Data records
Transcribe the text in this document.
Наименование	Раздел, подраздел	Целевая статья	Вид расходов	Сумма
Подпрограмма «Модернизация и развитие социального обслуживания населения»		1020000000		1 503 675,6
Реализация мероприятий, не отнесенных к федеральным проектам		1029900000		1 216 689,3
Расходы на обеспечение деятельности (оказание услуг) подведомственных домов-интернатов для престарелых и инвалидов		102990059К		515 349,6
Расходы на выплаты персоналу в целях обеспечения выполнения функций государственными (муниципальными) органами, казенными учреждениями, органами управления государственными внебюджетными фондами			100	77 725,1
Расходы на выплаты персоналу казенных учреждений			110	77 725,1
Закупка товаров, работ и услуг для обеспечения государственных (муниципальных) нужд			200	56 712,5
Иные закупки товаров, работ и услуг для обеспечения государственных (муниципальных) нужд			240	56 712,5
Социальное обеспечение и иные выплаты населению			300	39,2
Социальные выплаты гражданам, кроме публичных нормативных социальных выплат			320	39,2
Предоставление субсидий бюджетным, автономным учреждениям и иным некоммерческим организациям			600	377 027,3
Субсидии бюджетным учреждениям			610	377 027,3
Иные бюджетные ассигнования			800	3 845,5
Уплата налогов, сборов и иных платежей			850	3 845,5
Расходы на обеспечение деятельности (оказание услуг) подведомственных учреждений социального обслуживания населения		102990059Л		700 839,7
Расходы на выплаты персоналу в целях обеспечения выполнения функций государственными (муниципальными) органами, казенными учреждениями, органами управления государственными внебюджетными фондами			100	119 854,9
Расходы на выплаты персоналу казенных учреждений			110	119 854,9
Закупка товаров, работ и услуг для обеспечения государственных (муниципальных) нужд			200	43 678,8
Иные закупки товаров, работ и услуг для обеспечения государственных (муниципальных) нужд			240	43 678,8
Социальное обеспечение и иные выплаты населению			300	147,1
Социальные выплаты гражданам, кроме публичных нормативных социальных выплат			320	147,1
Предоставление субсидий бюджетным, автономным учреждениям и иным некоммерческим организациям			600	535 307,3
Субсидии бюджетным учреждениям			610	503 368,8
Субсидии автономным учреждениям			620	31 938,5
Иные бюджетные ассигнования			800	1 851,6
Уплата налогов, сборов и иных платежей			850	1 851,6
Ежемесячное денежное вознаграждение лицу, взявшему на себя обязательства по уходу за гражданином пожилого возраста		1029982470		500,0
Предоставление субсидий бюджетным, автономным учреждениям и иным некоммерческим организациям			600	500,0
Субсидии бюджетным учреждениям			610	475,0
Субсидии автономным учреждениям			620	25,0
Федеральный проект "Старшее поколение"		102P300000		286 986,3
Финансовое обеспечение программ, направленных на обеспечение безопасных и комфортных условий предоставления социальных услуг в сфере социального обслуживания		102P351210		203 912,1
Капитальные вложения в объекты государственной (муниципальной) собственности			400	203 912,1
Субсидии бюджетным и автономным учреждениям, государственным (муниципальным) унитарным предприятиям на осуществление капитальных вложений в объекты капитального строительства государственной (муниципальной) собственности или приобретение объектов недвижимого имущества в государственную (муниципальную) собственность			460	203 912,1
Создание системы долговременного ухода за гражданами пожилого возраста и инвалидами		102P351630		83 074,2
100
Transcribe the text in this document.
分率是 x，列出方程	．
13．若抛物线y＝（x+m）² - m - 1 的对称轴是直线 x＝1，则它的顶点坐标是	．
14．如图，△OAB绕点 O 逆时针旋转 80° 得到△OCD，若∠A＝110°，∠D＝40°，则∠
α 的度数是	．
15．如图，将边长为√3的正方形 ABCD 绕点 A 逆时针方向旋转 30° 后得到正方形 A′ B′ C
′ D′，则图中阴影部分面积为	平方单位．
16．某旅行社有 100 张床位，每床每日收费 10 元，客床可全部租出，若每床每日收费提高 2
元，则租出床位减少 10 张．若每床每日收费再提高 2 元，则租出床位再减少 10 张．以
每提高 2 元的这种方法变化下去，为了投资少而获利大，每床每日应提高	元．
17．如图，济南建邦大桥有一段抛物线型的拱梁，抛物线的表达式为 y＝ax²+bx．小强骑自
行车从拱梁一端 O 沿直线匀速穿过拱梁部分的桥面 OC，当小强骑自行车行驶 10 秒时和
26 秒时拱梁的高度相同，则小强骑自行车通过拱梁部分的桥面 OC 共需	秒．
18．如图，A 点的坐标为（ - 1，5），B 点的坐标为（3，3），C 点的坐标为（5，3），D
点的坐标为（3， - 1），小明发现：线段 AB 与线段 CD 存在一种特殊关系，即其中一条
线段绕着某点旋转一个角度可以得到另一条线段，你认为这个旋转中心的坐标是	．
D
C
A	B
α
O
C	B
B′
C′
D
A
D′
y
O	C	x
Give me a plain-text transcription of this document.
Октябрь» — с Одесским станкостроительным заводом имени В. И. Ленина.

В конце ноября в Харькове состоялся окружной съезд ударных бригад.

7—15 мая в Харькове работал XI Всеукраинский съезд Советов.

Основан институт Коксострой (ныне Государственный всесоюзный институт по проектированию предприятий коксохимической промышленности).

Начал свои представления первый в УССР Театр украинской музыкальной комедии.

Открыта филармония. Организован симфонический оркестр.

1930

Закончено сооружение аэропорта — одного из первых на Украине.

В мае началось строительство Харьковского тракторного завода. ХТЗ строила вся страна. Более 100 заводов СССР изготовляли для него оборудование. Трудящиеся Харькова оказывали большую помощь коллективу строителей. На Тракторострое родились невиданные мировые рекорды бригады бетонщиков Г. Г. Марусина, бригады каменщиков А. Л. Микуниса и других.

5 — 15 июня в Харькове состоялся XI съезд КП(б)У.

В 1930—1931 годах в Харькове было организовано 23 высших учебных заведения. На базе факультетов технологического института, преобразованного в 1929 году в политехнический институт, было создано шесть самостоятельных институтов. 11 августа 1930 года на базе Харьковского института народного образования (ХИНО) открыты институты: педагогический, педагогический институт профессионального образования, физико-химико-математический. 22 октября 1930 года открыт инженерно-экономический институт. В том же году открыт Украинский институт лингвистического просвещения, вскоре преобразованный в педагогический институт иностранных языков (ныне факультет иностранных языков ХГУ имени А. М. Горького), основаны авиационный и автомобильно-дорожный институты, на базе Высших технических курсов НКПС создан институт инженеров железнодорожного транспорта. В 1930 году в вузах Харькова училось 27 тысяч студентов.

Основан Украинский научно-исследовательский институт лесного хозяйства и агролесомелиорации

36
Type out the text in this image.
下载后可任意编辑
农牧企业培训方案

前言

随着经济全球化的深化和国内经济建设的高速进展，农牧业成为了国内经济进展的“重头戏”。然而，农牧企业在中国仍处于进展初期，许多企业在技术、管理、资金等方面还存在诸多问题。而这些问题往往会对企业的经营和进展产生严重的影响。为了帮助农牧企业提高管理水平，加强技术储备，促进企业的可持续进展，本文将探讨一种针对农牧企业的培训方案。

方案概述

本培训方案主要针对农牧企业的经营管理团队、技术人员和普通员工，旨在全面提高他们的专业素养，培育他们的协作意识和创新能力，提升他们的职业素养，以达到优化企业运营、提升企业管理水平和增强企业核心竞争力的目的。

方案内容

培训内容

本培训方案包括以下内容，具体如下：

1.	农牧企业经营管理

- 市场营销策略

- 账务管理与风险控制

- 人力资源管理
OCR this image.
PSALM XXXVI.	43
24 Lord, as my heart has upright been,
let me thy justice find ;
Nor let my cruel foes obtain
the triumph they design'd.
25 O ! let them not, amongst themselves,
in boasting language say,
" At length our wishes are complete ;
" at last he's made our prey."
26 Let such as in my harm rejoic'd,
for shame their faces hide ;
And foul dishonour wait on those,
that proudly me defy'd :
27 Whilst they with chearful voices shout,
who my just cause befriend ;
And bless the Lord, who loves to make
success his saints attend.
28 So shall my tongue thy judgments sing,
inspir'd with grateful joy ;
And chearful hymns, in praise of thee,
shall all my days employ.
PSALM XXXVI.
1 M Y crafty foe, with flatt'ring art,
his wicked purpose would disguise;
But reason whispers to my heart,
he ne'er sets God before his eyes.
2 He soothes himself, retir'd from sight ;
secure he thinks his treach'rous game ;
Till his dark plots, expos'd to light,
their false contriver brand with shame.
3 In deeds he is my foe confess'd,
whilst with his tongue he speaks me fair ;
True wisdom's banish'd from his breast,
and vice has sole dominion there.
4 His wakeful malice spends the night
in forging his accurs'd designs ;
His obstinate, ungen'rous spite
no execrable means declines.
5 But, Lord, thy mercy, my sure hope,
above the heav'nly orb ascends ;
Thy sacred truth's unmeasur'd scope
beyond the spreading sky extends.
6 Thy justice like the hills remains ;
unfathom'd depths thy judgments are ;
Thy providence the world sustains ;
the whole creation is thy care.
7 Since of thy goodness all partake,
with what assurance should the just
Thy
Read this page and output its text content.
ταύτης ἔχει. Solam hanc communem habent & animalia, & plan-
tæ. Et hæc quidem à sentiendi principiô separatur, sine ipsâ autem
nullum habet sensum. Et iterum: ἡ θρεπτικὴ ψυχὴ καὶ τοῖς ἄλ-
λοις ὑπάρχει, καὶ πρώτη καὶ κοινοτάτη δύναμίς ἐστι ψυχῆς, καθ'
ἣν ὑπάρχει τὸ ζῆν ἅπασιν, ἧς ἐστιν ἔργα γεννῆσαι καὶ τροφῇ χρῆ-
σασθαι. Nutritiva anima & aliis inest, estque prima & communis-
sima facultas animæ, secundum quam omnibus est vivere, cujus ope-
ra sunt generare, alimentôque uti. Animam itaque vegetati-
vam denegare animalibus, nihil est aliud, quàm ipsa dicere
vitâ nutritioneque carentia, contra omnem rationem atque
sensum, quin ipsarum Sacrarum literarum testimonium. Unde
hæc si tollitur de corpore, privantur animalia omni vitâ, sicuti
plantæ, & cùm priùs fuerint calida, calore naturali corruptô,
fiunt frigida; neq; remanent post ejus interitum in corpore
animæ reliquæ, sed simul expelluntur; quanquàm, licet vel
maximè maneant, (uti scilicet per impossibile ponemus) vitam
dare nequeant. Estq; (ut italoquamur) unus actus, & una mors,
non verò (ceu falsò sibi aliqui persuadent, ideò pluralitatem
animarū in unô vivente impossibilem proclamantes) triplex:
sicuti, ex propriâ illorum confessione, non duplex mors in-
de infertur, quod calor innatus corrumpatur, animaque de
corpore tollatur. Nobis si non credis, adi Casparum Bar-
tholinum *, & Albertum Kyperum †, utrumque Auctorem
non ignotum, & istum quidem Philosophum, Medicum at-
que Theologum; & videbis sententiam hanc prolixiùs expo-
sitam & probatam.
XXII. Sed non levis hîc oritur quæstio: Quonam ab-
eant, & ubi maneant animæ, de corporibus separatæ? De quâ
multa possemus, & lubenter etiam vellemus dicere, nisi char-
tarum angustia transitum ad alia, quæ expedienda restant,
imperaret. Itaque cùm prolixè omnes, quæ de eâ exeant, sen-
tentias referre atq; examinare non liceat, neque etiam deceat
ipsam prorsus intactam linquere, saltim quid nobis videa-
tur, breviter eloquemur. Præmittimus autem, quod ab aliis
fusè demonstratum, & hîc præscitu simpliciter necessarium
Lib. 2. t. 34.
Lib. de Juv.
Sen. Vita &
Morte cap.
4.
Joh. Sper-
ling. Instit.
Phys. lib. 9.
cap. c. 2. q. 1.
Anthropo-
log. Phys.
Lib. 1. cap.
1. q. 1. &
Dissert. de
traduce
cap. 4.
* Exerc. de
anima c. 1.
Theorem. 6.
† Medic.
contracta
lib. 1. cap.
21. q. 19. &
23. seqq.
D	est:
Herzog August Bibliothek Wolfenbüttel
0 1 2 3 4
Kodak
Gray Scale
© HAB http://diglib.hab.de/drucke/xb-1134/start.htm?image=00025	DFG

§ Task brief: List each line in the listing that contains the string "деятельности".

§ The answer:
Расходы на обеспечение деятельности (оказание услуг) подведомственных домов-интернатов для престарелых и инвалидов		102990059К		515 349,6
Расходы на обеспечение деятельности (оказание услуг) подведомственных учреждений социального обслуживания населения		102990059Л		700 839,7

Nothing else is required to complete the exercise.